**PROMPT**: Select, from the material below, each line with "sont" in it.

**PROVIDED RECORDS**:
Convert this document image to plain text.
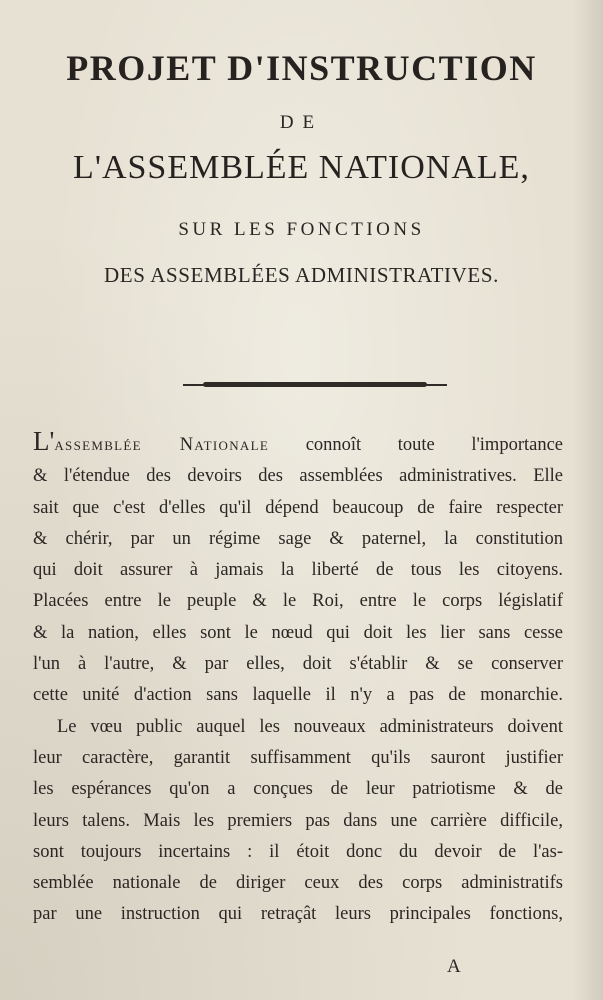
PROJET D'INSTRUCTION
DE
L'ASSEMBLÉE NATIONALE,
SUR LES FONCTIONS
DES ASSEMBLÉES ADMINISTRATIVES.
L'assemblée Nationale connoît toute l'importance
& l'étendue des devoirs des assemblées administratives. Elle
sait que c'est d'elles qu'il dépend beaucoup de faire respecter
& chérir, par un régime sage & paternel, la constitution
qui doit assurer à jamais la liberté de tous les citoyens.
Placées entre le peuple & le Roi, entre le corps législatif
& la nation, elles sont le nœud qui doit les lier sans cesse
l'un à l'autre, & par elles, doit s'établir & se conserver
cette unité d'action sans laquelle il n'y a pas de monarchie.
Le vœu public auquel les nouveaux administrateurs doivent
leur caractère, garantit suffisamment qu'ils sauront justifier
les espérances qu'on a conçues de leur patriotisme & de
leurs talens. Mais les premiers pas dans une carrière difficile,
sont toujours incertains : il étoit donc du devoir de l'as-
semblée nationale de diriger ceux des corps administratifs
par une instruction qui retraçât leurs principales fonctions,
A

---

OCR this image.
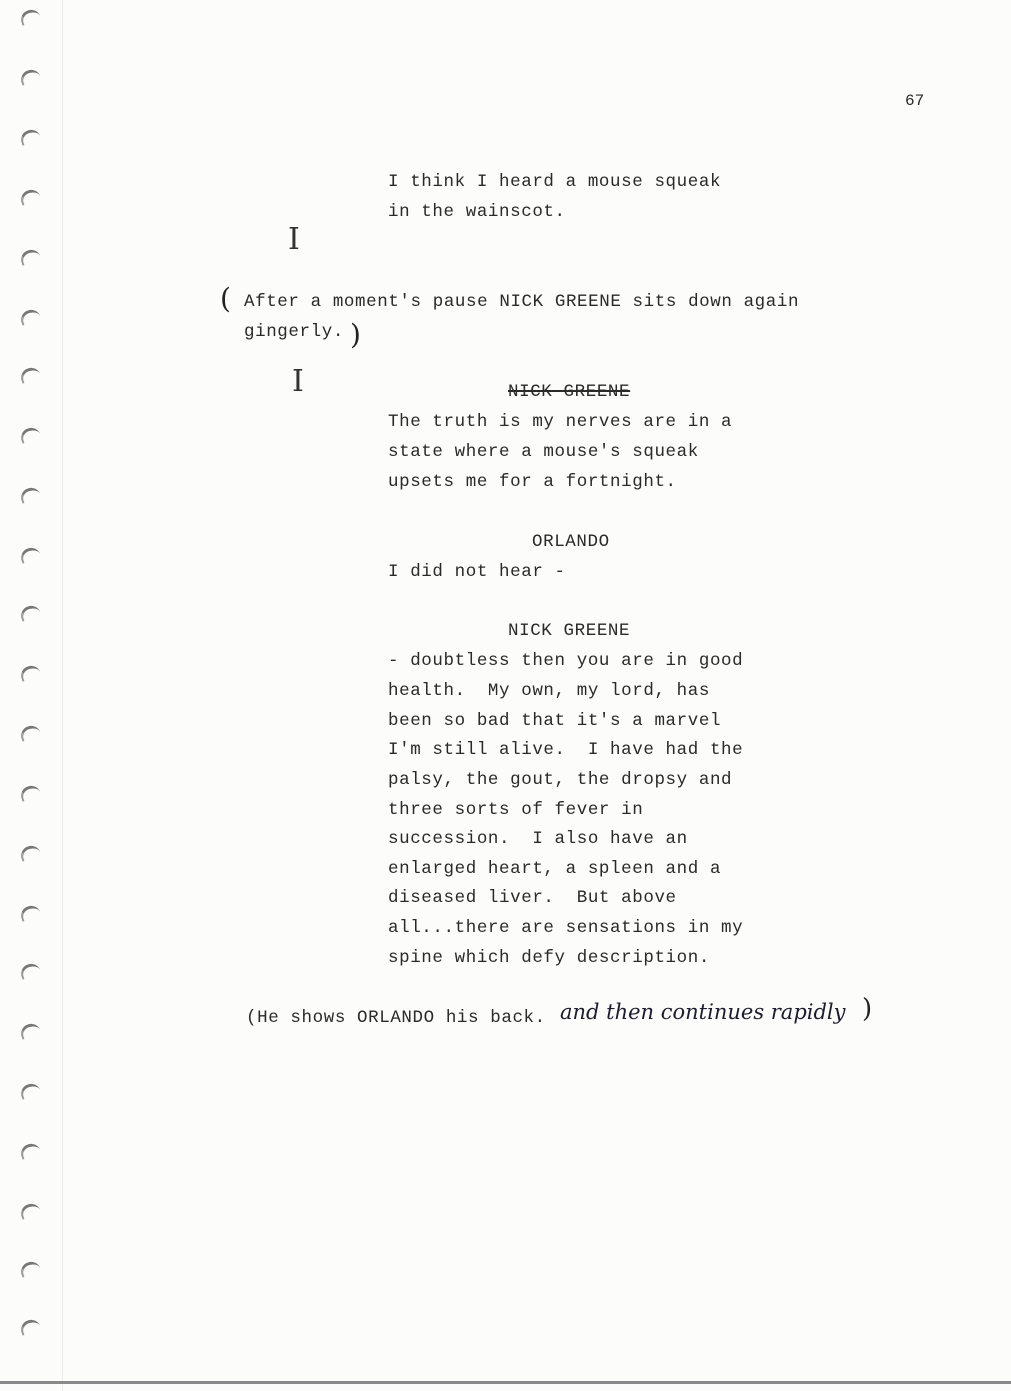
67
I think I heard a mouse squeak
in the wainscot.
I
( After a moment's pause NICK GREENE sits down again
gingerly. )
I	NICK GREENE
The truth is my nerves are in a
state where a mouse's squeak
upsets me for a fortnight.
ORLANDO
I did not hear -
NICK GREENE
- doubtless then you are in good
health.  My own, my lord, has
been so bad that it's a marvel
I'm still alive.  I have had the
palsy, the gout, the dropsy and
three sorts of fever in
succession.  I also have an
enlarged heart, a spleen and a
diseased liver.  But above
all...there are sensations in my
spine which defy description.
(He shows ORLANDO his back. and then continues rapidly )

**SOLUTION BELOW**:
& la nation, elles sont le nœud qui doit les lier sans cesse
sont toujours incertains : il étoit donc du devoir de l'as-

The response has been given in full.